(Raw records)
------
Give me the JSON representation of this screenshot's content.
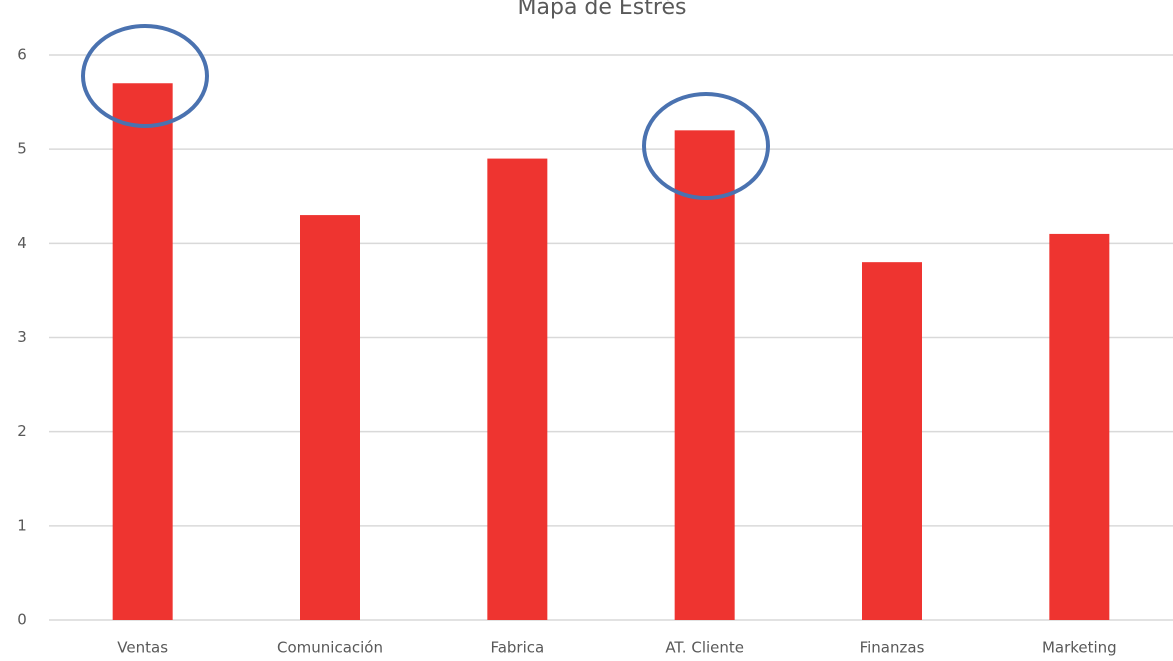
{
  "chart_data": {
    "type": "bar",
    "title": "Mapa de Estrés",
    "categories": [
      "Ventas",
      "Comunicación",
      "Fabrica",
      "AT. Cliente",
      "Finanzas",
      "Marketing"
    ],
    "values": [
      5.7,
      4.3,
      4.9,
      5.2,
      3.8,
      4.1
    ],
    "color": "#ee3430",
    "ylim": [
      0,
      6
    ],
    "yticks": [
      0,
      1,
      2,
      3,
      4,
      5,
      6
    ],
    "grid": true
  }
}
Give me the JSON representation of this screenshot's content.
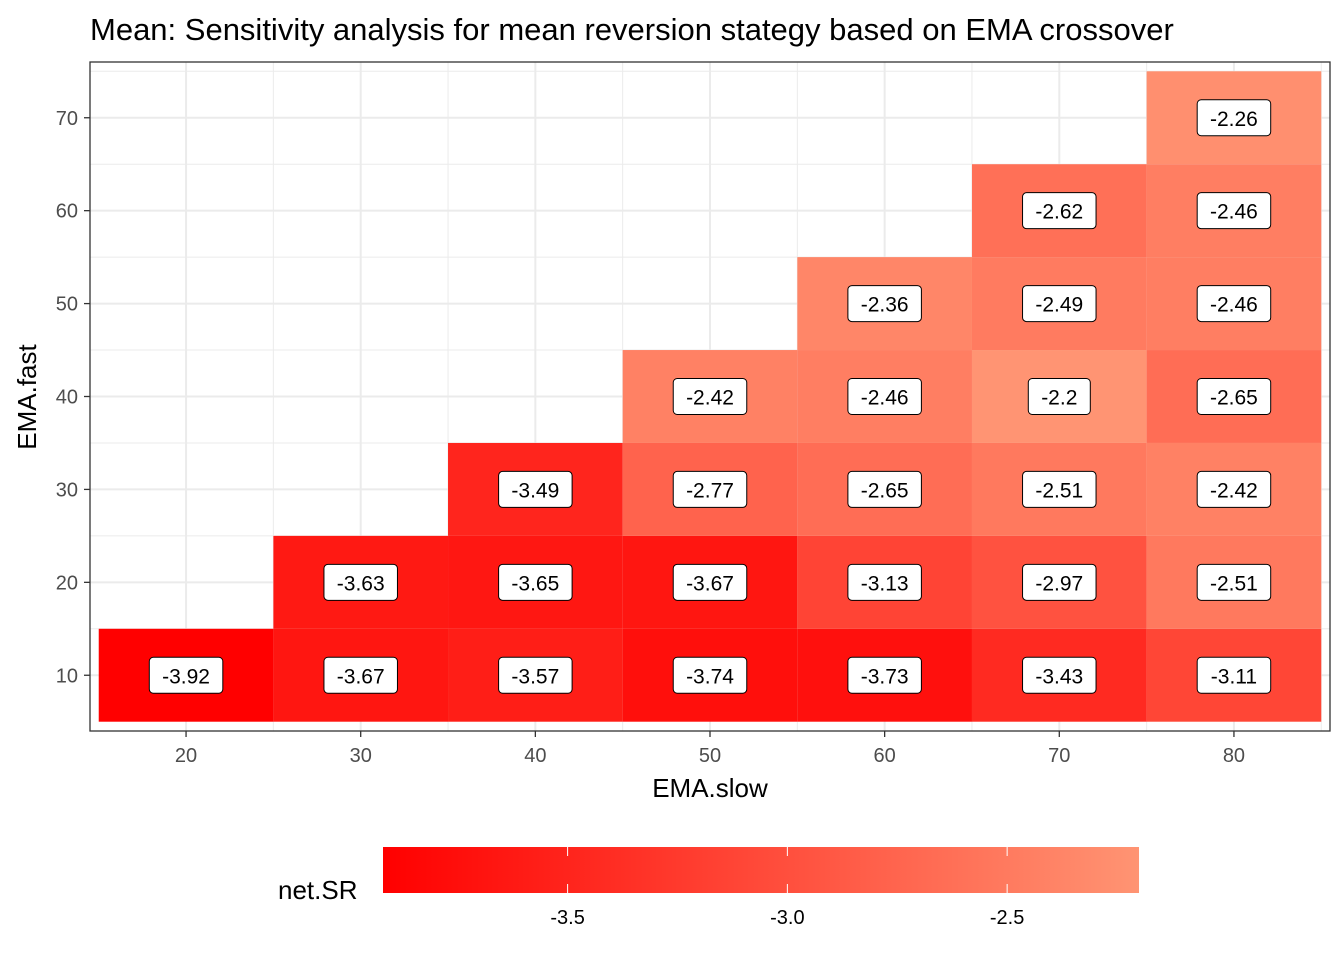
------
• **Prompt**:
Quote the data above in full and without alteration; skip the pictures.

• **Reply**:
Give me the JSON representation of this screenshot's content.
{
  "chart_data": {
    "type": "bar",
    "title": "Mapa de Estrés",
    "categories": [
      "Ventas",
      "Comunicación",
      "Fabrica",
      "AT. Cliente",
      "Finanzas",
      "Marketing"
    ],
    "values": [
      5.7,
      4.3,
      4.9,
      5.2,
      3.8,
      4.1
    ],
    "color": "#ee3430",
    "ylim": [
      0,
      6
    ],
    "yticks": [
      0,
      1,
      2,
      3,
      4,
      5,
      6
    ],
    "grid": true
  }
}
Give me the JSON representation of this screenshot's content.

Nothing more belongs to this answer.